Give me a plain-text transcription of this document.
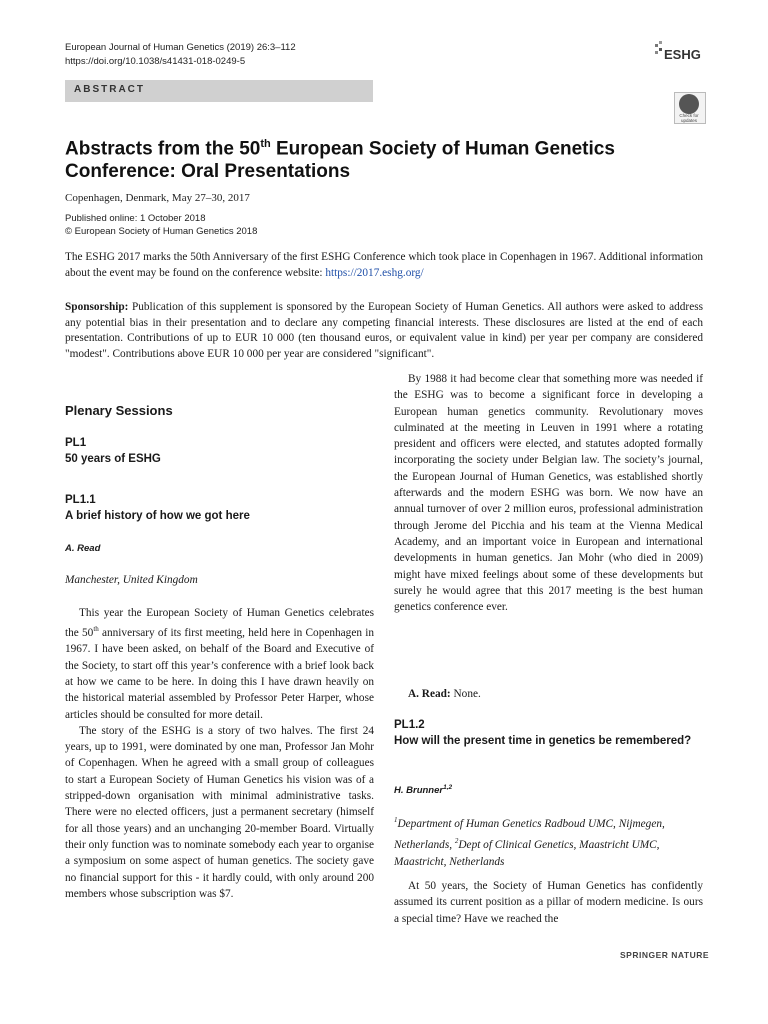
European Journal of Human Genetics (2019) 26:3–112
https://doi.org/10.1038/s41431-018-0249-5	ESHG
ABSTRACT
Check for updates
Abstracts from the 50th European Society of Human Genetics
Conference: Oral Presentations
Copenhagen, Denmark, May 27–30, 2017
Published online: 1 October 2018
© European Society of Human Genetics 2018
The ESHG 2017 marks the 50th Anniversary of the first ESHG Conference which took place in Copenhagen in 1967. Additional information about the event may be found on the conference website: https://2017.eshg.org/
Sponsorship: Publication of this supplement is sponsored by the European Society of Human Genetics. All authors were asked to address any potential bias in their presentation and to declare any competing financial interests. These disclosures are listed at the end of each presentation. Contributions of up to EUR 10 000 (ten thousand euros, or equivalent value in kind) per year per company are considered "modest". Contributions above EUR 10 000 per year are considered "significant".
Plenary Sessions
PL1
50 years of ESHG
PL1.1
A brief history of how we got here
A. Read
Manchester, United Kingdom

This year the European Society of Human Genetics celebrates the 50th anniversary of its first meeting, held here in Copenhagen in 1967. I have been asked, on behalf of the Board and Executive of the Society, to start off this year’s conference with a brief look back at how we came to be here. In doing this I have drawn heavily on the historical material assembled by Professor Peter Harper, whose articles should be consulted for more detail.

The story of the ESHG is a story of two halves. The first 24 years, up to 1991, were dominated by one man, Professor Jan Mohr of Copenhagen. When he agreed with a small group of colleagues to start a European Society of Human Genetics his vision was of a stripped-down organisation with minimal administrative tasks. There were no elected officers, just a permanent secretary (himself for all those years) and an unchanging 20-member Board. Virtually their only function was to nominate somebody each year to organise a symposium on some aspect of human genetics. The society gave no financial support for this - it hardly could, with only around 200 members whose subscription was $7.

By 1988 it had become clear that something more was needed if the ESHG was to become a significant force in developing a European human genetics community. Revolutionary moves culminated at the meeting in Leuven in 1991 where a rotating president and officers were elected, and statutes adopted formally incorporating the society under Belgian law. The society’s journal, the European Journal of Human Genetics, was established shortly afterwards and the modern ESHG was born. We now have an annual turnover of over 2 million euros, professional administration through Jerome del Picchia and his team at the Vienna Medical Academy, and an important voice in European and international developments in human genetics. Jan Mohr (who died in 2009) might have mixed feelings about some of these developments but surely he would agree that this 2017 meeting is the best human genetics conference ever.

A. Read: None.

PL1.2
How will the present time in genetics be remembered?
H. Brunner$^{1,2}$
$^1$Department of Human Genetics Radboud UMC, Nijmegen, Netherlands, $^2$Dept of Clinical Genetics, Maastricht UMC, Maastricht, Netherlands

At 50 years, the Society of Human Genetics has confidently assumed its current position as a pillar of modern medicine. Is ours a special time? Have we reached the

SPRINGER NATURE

━━━━━━━━

Across the records, how many lines contain "https"? Only the number should be given.

■ **Full response**: 2